- **Problem statement**: Transcribe each of the records below exactly, excluding all pictures.

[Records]

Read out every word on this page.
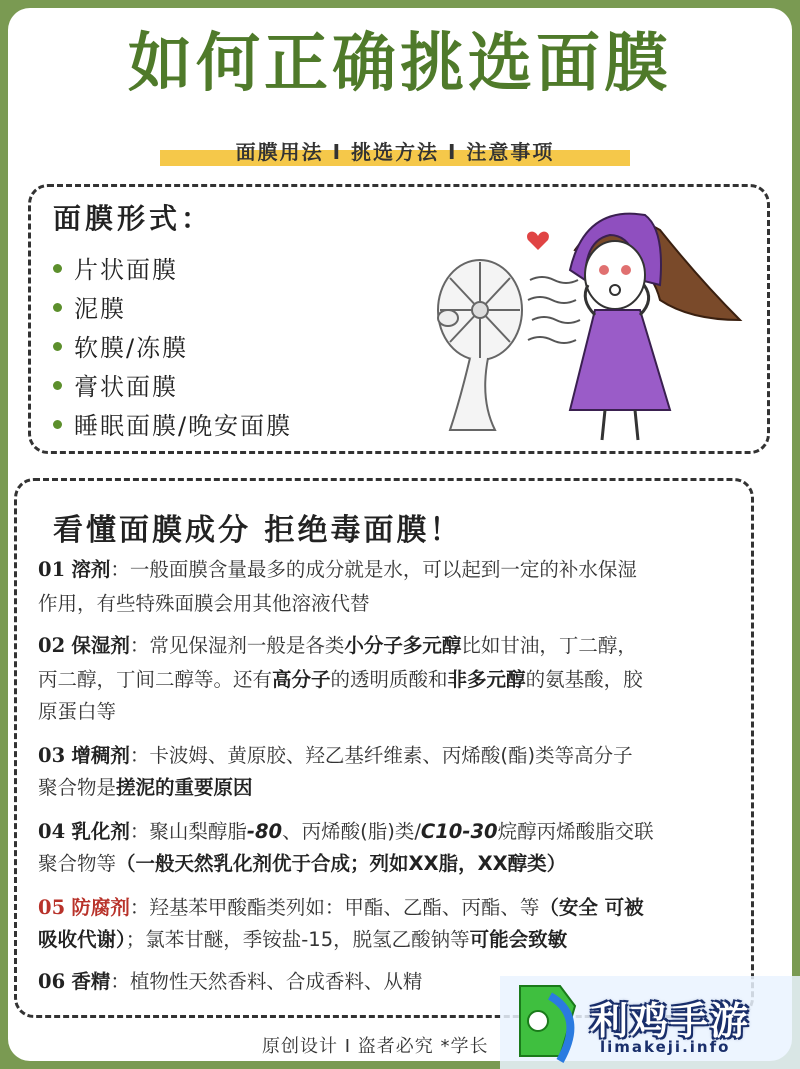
如何正确挑选面膜
面膜用法 I 挑选方法 I 注意事项
面膜形式：
片状面膜
泥膜
软膜/冻膜
膏状面膜
睡眠面膜/晚安面膜
看懂面膜成分 拒绝毒面膜！
01 溶剂：一般面膜含量最多的成分就是水，可以起到一定的补水保湿
作用，有些特殊面膜会用其他溶液代替
02 保湿剂：常见保湿剂一般是各类小分子多元醇比如甘油，丁二醇，
丙二醇，丁间二醇等。还有高分子的透明质酸和非多元醇的氨基酸，胶
原蛋白等
03 增稠剂：卡波姆、黄原胶、羟乙基纤维素、丙烯酸(酯)类等高分子
聚合物是搓泥的重要原因
04 乳化剂：聚山梨醇脂-80、丙烯酸(脂)类/C10-30烷醇丙烯酸脂交联
聚合物等（一般天然乳化剂优于合成；列如XX脂，XX醇类）
05 防腐剂：羟基苯甲酸酯类列如：甲酯、乙酯、丙酯、等（安全 可被
吸收代谢）；氯苯甘醚，季铵盐-15，脱氢乙酸钠等可能会致敏
06 香精：植物性天然香料、合成香料、从精
原创设计 I 盗者必究 *学长
利鸡手游
limakeji.info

- **Task answer**:
Read out every word on this page.
如何正确挑选面膜
面膜用法 I 挑选方法 I 注意事项
面膜形式：
片状面膜
泥膜
软膜/冻膜
膏状面膜
睡眠面膜/晚安面膜
看懂面膜成分 拒绝毒面膜！
01 溶剂：一般面膜含量最多的成分就是水，可以起到一定的补水保湿
作用，有些特殊面膜会用其他溶液代替
02 保湿剂：常见保湿剂一般是各类小分子多元醇比如甘油，丁二醇，
丙二醇，丁间二醇等。还有高分子的透明质酸和非多元醇的氨基酸，胶
原蛋白等
03 增稠剂：卡波姆、黄原胶、羟乙基纤维素、丙烯酸(酯)类等高分子
聚合物是搓泥的重要原因
04 乳化剂：聚山梨醇脂-80、丙烯酸(脂)类/C10-30烷醇丙烯酸脂交联
聚合物等（一般天然乳化剂优于合成；列如XX脂，XX醇类）
05 防腐剂：羟基苯甲酸酯类列如：甲酯、乙酯、丙酯、等（安全 可被
吸收代谢）；氯苯甘醚，季铵盐-15，脱氢乙酸钠等可能会致敏
06 香精：植物性天然香料、合成香料、从精
原创设计 I 盗者必究 *学长
利鸡手游
limakeji.info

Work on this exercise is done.